Nothing but the lines from the one with "Enumerate this screenshot's" to the final line should be returned, each exactly as it appears.

-- start --

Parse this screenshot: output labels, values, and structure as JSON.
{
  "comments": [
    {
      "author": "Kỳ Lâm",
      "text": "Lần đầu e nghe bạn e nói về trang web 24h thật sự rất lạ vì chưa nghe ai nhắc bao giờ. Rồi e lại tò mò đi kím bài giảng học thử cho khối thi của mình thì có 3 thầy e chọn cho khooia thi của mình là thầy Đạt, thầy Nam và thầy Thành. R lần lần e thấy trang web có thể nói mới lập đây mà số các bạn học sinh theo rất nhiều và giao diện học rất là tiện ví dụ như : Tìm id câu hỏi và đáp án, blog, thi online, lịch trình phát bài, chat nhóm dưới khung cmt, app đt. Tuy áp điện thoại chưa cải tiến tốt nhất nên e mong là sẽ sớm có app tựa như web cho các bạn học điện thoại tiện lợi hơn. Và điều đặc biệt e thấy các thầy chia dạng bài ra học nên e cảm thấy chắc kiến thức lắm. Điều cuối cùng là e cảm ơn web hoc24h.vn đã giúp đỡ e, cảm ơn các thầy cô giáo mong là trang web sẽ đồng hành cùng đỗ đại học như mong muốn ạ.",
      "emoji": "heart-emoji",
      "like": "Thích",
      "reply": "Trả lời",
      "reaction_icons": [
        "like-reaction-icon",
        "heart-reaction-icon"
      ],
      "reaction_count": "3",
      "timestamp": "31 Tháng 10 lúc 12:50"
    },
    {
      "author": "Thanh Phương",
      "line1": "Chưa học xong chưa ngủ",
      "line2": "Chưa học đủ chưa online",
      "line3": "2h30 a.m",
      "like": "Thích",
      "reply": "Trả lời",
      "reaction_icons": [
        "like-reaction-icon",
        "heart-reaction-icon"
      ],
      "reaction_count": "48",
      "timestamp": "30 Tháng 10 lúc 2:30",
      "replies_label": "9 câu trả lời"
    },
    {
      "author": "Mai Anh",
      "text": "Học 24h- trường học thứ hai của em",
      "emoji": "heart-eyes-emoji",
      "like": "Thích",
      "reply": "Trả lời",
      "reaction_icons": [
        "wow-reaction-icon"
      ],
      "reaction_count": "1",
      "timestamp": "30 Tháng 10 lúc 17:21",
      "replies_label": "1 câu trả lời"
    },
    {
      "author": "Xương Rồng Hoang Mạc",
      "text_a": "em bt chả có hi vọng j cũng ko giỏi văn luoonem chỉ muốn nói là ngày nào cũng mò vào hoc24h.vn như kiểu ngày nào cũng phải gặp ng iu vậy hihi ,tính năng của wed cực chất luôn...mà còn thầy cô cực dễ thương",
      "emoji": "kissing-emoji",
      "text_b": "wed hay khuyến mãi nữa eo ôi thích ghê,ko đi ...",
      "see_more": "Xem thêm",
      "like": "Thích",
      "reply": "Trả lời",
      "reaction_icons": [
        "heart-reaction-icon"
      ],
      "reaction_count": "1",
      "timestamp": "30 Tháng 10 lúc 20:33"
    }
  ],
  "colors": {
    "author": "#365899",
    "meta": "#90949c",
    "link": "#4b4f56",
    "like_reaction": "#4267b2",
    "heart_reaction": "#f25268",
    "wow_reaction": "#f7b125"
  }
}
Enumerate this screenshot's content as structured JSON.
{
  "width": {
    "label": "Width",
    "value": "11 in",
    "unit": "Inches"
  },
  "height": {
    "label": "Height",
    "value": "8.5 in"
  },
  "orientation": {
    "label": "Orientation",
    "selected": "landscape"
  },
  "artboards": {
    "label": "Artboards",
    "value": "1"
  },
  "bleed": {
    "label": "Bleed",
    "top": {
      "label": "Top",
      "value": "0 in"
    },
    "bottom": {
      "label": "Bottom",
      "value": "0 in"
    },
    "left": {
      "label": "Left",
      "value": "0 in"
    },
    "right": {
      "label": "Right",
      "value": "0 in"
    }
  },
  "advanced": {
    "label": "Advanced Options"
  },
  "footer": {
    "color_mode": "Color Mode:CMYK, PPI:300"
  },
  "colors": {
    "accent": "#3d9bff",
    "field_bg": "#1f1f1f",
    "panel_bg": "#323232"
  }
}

-- end --

*The output*:
Enumerate this screenshot's content as structured JSON.
{
  "width": {
    "label": "Width",
    "value": "11 in",
    "unit": "Inches"
  },
  "height": {
    "label": "Height",
    "value": "8.5 in"
  },
  "orientation": {
    "label": "Orientation",
    "selected": "landscape"
  },
  "artboards": {
    "label": "Artboards",
    "value": "1"
  },
  "bleed": {
    "label": "Bleed",
    "top": {
      "label": "Top",
      "value": "0 in"
    },
    "bottom": {
      "label": "Bottom",
      "value": "0 in"
    },
    "left": {
      "label": "Left",
      "value": "0 in"
    },
    "right": {
      "label": "Right",
      "value": "0 in"
    }
  },
  "advanced": {
    "label": "Advanced Options"
  },
  "footer": {
    "color_mode": "Color Mode:CMYK, PPI:300"
  },
  "colors": {
    "accent": "#3d9bff",
    "field_bg": "#1f1f1f",
    "panel_bg": "#323232"
  }
}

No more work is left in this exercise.